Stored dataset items

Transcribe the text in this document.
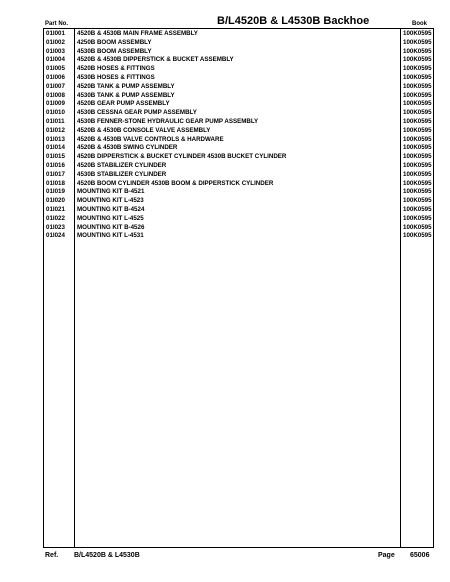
Part No.	B/L4520B & L4530B Backhoe	Book
01I001 4520B & 4530B MAIN FRAME ASSEMBLY	100K0595
01I002 4250B BOOM ASSEMBLY	100K0595
01I003 4530B BOOM ASSEMBLY	100K0595
01I004 4520B & 4530B DIPPERSTICK & BUCKET ASSEMBLY	100K0595
01I005 4520B HOSES & FITTINGS	100K0595
01I006 4530B HOSES & FITTINGS	100K0595
01I007 4520B TANK & PUMP ASSEMBLY	100K0595
01I008 4530B TANK & PUMP ASSEMBLY	100K0595
01I009 4520B GEAR PUMP ASSEMBLY	100K0595
01I010 4530B CESSNA GEAR PUMP ASSEMBLY	100K0595
01I011 4530B FENNER-STONE HYDRAULIC GEAR PUMP ASSEMBLY	100K0595
01I012 4520B & 4530B CONSOLE VALVE ASSEMBLY	100K0595
01I013 4520B & 4530B VALVE CONTROLS & HARDWARE	100K0595
01I014 4520B & 4530B SWING CYLINDER	100K0595
01I015 4520B DIPPERSTICK & BUCKET CYLINDER 4530B BUCKET CYLINDER	100K0595
01I016 4520B STABILIZER CYLINDER	100K0595
01I017 4530B STABILIZER CYLINDER	100K0595
01I018 4520B BOOM CYLINDER 4530B BOOM & DIPPERSTICK CYLINDER	100K0595
01I019 MOUNTING KIT B-4521	100K0595
01I020 MOUNTING KIT L-4523	100K0595
01I021 MOUNTING KIT B-4524	100K0595
01I022 MOUNTING KIT L-4525	100K0595
01I023 MOUNTING KIT B-4526	100K0595
01I024 MOUNTING KIT L-4531	100K0595
Ref. B/L4520B & L4530B	Page 65006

Task goal - Repeat each entry above word for word, leaving every picture out.

Task result -
Transcribe the text in this document.
Part No.	B/L4520B & L4530B Backhoe	Book
01I001 4520B & 4530B MAIN FRAME ASSEMBLY	100K0595
01I002 4250B BOOM ASSEMBLY	100K0595
01I003 4530B BOOM ASSEMBLY	100K0595
01I004 4520B & 4530B DIPPERSTICK & BUCKET ASSEMBLY	100K0595
01I005 4520B HOSES & FITTINGS	100K0595
01I006 4530B HOSES & FITTINGS	100K0595
01I007 4520B TANK & PUMP ASSEMBLY	100K0595
01I008 4530B TANK & PUMP ASSEMBLY	100K0595
01I009 4520B GEAR PUMP ASSEMBLY	100K0595
01I010 4530B CESSNA GEAR PUMP ASSEMBLY	100K0595
01I011 4530B FENNER-STONE HYDRAULIC GEAR PUMP ASSEMBLY	100K0595
01I012 4520B & 4530B CONSOLE VALVE ASSEMBLY	100K0595
01I013 4520B & 4530B VALVE CONTROLS & HARDWARE	100K0595
01I014 4520B & 4530B SWING CYLINDER	100K0595
01I015 4520B DIPPERSTICK & BUCKET CYLINDER 4530B BUCKET CYLINDER	100K0595
01I016 4520B STABILIZER CYLINDER	100K0595
01I017 4530B STABILIZER CYLINDER	100K0595
01I018 4520B BOOM CYLINDER 4530B BOOM & DIPPERSTICK CYLINDER	100K0595
01I019 MOUNTING KIT B-4521	100K0595
01I020 MOUNTING KIT L-4523	100K0595
01I021 MOUNTING KIT B-4524	100K0595
01I022 MOUNTING KIT L-4525	100K0595
01I023 MOUNTING KIT B-4526	100K0595
01I024 MOUNTING KIT L-4531	100K0595
Ref. B/L4520B & L4530B	Page 65006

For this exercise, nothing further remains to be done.